**Objective**
Check each line of the listing below for the string "takich", and copy the ones that have it.

>> START Records supplied

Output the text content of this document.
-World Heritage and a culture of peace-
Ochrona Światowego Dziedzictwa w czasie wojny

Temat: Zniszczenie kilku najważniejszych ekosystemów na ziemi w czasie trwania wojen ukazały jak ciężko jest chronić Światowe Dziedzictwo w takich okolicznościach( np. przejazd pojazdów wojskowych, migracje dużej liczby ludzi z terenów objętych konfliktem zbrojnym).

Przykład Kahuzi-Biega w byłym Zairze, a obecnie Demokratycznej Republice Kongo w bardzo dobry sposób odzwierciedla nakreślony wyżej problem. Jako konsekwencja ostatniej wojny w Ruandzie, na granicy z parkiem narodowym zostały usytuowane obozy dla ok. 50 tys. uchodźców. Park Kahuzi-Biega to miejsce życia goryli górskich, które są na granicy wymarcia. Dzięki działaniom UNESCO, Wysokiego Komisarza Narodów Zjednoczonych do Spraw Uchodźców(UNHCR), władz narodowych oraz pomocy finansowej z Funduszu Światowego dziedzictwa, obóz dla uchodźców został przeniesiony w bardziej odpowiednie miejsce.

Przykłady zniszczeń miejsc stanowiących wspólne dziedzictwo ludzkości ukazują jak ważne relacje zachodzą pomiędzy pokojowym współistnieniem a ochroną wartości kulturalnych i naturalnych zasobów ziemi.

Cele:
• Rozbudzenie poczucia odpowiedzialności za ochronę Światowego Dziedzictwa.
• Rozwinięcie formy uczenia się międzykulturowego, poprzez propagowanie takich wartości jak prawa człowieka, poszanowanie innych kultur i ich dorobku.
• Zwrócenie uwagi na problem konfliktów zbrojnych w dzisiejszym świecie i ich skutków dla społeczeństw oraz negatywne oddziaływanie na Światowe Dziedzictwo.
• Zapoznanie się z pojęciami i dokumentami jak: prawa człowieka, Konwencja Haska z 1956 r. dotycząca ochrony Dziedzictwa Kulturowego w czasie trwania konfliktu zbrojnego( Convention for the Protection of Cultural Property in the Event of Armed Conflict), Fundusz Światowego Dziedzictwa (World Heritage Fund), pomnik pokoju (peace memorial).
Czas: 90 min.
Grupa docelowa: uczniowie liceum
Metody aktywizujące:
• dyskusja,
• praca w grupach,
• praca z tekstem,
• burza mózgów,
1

>> END Records supplied

**Problem solution**
Temat: Zniszczenie kilku najważniejszych ekosystemów na ziemi w czasie trwania wojen ukazały jak ciężko jest chronić Światowe Dziedzictwo w takich okolicznościach( np. przejazd pojazdów wojskowych, migracje dużej liczby ludzi z terenów objętych konfliktem zbrojnym).
• Rozwinięcie formy uczenia się międzykulturowego, poprzez propagowanie takich wartości jak prawa człowieka, poszanowanie innych kultur i ich dorobku.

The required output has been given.